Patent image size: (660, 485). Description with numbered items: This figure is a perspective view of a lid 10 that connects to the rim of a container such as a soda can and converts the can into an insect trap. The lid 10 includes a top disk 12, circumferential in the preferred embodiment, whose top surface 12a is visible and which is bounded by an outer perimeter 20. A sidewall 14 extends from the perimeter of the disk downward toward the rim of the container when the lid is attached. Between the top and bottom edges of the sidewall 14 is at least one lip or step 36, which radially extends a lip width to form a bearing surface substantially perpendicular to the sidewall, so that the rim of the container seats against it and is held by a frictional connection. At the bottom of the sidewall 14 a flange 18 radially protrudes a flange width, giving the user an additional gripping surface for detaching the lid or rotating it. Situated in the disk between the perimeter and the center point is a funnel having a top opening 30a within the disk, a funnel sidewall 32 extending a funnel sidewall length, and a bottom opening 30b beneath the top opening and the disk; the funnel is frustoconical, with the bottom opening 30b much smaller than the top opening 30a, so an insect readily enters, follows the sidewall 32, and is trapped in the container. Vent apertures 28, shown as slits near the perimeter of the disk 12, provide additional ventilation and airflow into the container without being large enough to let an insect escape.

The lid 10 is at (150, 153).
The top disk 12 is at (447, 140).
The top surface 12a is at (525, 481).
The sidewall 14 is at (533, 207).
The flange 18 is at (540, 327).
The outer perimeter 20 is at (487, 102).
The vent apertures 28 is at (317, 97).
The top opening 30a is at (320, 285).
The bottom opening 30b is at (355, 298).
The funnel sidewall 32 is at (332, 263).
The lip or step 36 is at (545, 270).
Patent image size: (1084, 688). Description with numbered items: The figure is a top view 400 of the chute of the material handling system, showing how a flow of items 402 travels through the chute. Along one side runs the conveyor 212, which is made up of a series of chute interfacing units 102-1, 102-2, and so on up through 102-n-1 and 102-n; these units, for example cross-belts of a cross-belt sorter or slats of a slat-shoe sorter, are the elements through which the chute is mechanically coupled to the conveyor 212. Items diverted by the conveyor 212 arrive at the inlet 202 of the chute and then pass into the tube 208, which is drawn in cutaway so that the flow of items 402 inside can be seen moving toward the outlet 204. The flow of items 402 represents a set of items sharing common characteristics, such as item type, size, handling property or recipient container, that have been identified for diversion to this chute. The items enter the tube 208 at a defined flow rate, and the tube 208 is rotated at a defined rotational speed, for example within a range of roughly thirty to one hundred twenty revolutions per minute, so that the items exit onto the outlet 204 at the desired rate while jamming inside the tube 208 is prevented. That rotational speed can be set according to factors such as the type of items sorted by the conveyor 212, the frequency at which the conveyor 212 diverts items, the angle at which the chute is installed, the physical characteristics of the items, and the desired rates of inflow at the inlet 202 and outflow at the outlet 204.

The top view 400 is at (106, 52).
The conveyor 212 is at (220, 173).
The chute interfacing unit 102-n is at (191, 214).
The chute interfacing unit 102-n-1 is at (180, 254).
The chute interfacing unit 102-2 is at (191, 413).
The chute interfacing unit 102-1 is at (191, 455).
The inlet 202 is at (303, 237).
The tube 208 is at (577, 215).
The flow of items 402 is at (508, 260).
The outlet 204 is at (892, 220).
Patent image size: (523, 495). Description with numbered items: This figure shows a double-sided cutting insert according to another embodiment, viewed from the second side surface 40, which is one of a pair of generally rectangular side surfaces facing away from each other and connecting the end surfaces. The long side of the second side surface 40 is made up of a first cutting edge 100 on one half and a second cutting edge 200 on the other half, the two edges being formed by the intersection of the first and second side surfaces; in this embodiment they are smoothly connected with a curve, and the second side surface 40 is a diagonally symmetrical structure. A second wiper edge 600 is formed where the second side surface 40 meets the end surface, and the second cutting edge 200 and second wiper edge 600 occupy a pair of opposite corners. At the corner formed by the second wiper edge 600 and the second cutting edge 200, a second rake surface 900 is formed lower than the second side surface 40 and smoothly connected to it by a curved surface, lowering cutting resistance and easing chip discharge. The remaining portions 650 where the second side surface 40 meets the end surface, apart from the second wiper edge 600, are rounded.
____________
__Exercise__:
Quote all of the records above word for word, keeping every line in its original order.

__Exercise result__:
Patent image size: (660, 485). Description with numbered items: This figure is a perspective view of a lid 10 that connects to the rim of a container such as a soda can and converts the can into an insect trap. The lid 10 includes a top disk 12, circumferential in the preferred embodiment, whose top surface 12a is visible and which is bounded by an outer perimeter 20. A sidewall 14 extends from the perimeter of the disk downward toward the rim of the container when the lid is attached. Between the top and bottom edges of the sidewall 14 is at least one lip or step 36, which radially extends a lip width to form a bearing surface substantially perpendicular to the sidewall, so that the rim of the container seats against it and is held by a frictional connection. At the bottom of the sidewall 14 a flange 18 radially protrudes a flange width, giving the user an additional gripping surface for detaching the lid or rotating it. Situated in the disk between the perimeter and the center point is a funnel having a top opening 30a within the disk, a funnel sidewall 32 extending a funnel sidewall length, and a bottom opening 30b beneath the top opening and the disk; the funnel is frustoconical, with the bottom opening 30b much smaller than the top opening 30a, so an insect readily enters, follows the sidewall 32, and is trapped in the container. Vent apertures 28, shown as slits near the perimeter of the disk 12, provide additional ventilation and airflow into the container without being large enough to let an insect escape.

The lid 10 is at (150, 153).
The top disk 12 is at (447, 140).
The top surface 12a is at (525, 481).
The sidewall 14 is at (533, 207).
The flange 18 is at (540, 327).
The outer perimeter 20 is at (487, 102).
The vent apertures 28 is at (317, 97).
The top opening 30a is at (320, 285).
The bottom opening 30b is at (355, 298).
The funnel sidewall 32 is at (332, 263).
The lip or step 36 is at (545, 270).
Patent image size: (1084, 688). Description with numbered items: The figure is a top view 400 of the chute of the material handling system, showing how a flow of items 402 travels through the chute. Along one side runs the conveyor 212, which is made up of a series of chute interfacing units 102-1, 102-2, and so on up through 102-n-1 and 102-n; these units, for example cross-belts of a cross-belt sorter or slats of a slat-shoe sorter, are the elements through which the chute is mechanically coupled to the conveyor 212. Items diverted by the conveyor 212 arrive at the inlet 202 of the chute and then pass into the tube 208, which is drawn in cutaway so that the flow of items 402 inside can be seen moving toward the outlet 204. The flow of items 402 represents a set of items sharing common characteristics, such as item type, size, handling property or recipient container, that have been identified for diversion to this chute. The items enter the tube 208 at a defined flow rate, and the tube 208 is rotated at a defined rotational speed, for example within a range of roughly thirty to one hundred twenty revolutions per minute, so that the items exit onto the outlet 204 at the desired rate while jamming inside the tube 208 is prevented. That rotational speed can be set according to factors such as the type of items sorted by the conveyor 212, the frequency at which the conveyor 212 diverts items, the angle at which the chute is installed, the physical characteristics of the items, and the desired rates of inflow at the inlet 202 and outflow at the outlet 204.

The top view 400 is at (106, 52).
The conveyor 212 is at (220, 173).
The chute interfacing unit 102-n is at (191, 214).
The chute interfacing unit 102-n-1 is at (180, 254).
The chute interfacing unit 102-2 is at (191, 413).
The chute interfacing unit 102-1 is at (191, 455).
The inlet 202 is at (303, 237).
The tube 208 is at (577, 215).
The flow of items 402 is at (508, 260).
The outlet 204 is at (892, 220).
Patent image size: (523, 495). Description with numbered items: This figure shows a double-sided cutting insert according to another embodiment, viewed from the second side surface 40, which is one of a pair of generally rectangular side surfaces facing away from each other and connecting the end surfaces. The long side of the second side surface 40 is made up of a first cutting edge 100 on one half and a second cutting edge 200 on the other half, the two edges being formed by the intersection of the first and second side surfaces; in this embodiment they are smoothly connected with a curve, and the second side surface 40 is a diagonally symmetrical structure. A second wiper edge 600 is formed where the second side surface 40 meets the end surface, and the second cutting edge 200 and second wiper edge 600 occupy a pair of opposite corners. At the corner formed by the second wiper edge 600 and the second cutting edge 200, a second rake surface 900 is formed lower than the second side surface 40 and smoothly connected to it by a curved surface, lowering cutting resistance and easing chip discharge. The remaining portions 650 where the second side surface 40 meets the end surface, apart from the second wiper edge 600, are rounded.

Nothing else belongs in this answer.